**PROBLEM STATEMENT:** Determine how many lines of the material hold the string "from" and reply with only that number.

Start of MATERIAL TO PROCESS

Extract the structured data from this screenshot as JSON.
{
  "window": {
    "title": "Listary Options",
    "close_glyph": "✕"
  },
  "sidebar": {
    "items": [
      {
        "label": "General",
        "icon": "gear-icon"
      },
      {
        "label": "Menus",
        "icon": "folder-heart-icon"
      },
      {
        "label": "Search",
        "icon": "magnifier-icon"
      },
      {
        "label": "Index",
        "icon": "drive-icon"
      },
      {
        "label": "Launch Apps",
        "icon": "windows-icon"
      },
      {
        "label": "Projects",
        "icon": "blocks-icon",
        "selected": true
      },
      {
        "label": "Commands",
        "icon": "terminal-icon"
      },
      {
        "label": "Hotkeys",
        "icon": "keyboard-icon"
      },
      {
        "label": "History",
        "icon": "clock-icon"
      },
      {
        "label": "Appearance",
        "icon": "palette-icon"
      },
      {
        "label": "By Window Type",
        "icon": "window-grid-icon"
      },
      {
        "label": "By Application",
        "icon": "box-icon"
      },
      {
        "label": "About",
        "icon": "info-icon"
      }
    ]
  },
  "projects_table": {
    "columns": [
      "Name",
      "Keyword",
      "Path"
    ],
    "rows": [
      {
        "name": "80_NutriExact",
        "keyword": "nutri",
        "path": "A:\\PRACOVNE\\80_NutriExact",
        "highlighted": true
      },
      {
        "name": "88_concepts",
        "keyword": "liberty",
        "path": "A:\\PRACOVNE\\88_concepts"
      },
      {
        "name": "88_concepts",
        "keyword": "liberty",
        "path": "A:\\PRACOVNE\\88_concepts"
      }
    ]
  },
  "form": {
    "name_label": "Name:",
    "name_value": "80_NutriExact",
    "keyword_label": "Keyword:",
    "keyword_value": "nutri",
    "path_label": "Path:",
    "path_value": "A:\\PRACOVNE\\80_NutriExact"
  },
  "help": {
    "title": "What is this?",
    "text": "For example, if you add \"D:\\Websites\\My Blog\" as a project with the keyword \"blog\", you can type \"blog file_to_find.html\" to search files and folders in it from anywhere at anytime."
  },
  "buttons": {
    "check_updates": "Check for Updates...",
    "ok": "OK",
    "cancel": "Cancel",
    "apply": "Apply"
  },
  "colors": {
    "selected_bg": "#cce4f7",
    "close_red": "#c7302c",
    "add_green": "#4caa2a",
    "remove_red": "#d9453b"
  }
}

End of MATERIAL TO PROCESS

**WRITTEN SOLUTION:** 2